**TASK DESCRIPTION**.
Extract the lines between the line containing "where is each" and the line containing "cell-value-r3-c1: 3 [176, 249, 188, 272]", inclusive, and reproduce them verbatim, leaving out the pictures.

**DATASET EXCERPTS**.
○ ○ ○ ○

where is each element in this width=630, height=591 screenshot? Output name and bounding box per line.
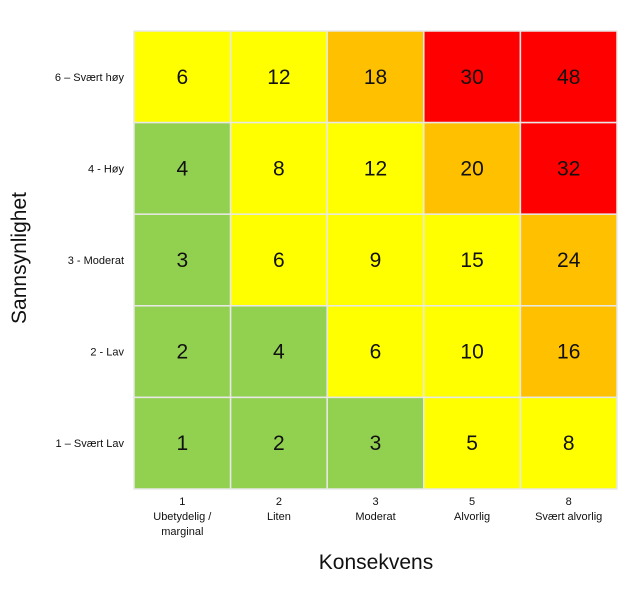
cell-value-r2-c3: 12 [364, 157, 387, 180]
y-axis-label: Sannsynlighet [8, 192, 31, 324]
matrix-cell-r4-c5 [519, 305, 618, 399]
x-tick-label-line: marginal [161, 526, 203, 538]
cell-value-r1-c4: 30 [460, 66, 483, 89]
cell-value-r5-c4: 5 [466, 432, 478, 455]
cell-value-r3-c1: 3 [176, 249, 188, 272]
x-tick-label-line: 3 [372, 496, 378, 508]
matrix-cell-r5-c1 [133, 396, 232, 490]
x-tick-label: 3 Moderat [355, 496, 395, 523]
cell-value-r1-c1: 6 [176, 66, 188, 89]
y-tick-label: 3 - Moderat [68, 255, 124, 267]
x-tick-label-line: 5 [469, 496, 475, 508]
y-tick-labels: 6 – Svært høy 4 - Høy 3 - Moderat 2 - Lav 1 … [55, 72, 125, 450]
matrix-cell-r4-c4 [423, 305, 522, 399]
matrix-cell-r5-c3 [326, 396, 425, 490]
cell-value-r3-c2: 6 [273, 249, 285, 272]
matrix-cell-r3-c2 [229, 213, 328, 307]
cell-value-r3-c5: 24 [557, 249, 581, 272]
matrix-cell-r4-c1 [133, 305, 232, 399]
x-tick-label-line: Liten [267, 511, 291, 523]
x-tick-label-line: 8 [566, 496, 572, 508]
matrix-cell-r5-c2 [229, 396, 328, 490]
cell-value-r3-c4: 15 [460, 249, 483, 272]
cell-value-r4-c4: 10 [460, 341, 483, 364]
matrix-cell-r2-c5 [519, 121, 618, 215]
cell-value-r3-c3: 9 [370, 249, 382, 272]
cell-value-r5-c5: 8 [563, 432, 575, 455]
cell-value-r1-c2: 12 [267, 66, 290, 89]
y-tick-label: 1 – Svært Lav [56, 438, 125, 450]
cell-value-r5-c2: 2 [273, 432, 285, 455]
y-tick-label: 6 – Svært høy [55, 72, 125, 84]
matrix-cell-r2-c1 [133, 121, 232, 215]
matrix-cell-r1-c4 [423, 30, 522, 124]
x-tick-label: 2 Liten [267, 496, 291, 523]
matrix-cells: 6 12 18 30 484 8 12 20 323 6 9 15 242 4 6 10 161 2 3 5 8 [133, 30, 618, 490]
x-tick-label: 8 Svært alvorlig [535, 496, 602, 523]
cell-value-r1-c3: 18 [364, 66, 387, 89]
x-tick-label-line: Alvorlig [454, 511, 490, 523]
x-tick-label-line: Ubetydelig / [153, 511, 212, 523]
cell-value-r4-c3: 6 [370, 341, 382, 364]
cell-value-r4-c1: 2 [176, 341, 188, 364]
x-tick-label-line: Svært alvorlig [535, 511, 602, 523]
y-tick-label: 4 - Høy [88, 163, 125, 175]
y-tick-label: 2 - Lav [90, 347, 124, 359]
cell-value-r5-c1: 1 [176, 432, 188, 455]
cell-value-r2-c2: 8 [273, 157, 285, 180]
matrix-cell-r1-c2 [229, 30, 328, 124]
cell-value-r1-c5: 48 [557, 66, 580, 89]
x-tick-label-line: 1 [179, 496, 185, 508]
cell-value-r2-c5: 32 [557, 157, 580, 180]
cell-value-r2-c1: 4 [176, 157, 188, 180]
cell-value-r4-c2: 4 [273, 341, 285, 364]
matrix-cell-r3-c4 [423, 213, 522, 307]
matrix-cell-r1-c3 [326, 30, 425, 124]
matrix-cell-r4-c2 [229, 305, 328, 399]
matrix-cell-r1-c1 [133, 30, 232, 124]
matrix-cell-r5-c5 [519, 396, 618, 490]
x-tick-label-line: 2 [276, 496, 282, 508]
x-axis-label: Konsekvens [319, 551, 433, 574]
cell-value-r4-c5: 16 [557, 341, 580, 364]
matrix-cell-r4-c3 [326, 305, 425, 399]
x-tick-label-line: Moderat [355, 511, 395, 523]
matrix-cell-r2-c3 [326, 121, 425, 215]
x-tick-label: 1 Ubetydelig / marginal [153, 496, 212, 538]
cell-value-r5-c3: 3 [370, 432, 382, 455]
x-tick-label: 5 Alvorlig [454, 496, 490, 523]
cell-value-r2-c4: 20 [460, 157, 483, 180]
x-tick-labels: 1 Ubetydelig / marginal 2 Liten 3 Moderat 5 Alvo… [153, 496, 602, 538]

○ ○ ○ ○

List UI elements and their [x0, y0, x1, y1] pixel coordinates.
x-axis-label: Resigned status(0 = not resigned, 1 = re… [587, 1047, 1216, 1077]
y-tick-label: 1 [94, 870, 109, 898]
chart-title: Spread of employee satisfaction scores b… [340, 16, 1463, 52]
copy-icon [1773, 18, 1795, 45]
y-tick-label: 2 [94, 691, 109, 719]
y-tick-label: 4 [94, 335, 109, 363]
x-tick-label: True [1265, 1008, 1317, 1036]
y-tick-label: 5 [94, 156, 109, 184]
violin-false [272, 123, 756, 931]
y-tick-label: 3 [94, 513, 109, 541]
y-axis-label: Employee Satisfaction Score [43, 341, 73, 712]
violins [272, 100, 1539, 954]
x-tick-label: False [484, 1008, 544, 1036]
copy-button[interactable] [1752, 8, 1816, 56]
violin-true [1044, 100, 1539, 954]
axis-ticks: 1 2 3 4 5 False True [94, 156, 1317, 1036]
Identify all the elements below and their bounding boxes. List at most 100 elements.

○ ○ ○ ○

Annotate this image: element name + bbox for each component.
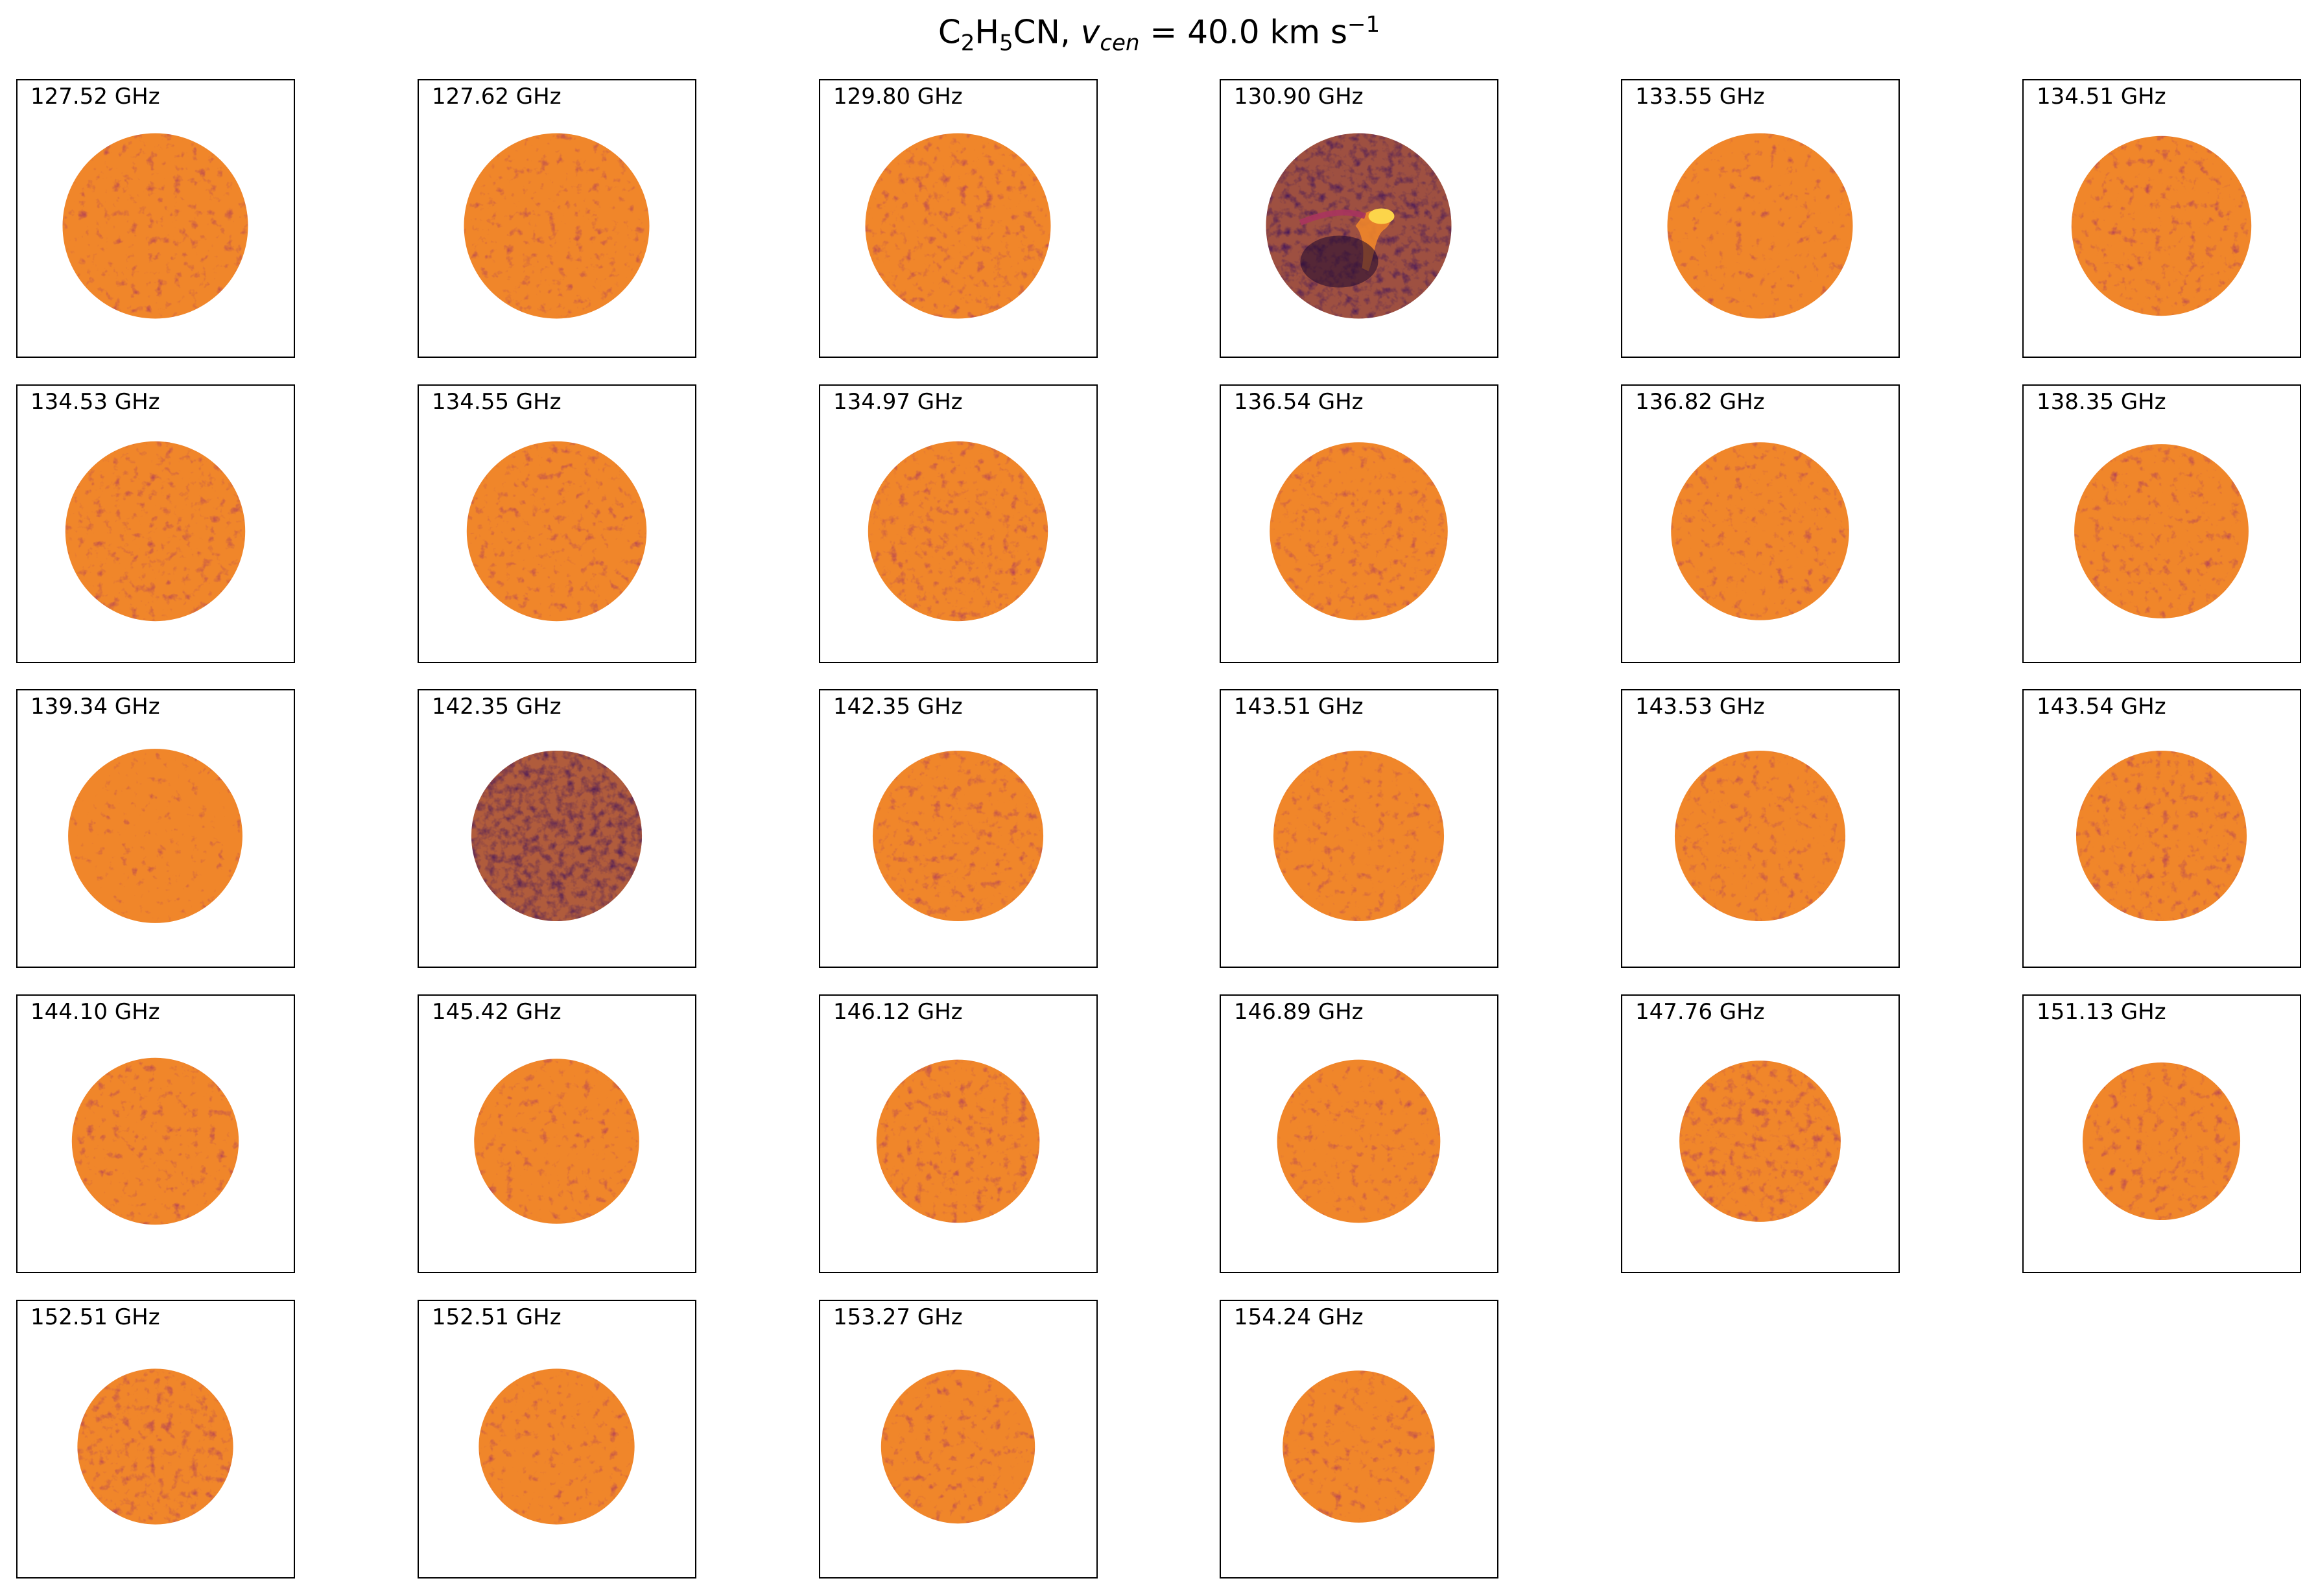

○ ○ ○ ○

**EXERCISE SOLUTION**.
where is each element in this width=630, height=591 screenshot? Output name and bounding box per line.
cell-value-r2-c3: 12 [364, 157, 387, 180]
y-axis-label: Sannsynlighet [8, 192, 31, 324]
matrix-cell-r4-c5 [519, 305, 618, 399]
x-tick-label-line: marginal [161, 526, 203, 538]
cell-value-r1-c4: 30 [460, 66, 483, 89]
cell-value-r5-c4: 5 [466, 432, 478, 455]
cell-value-r3-c1: 3 [176, 249, 188, 272]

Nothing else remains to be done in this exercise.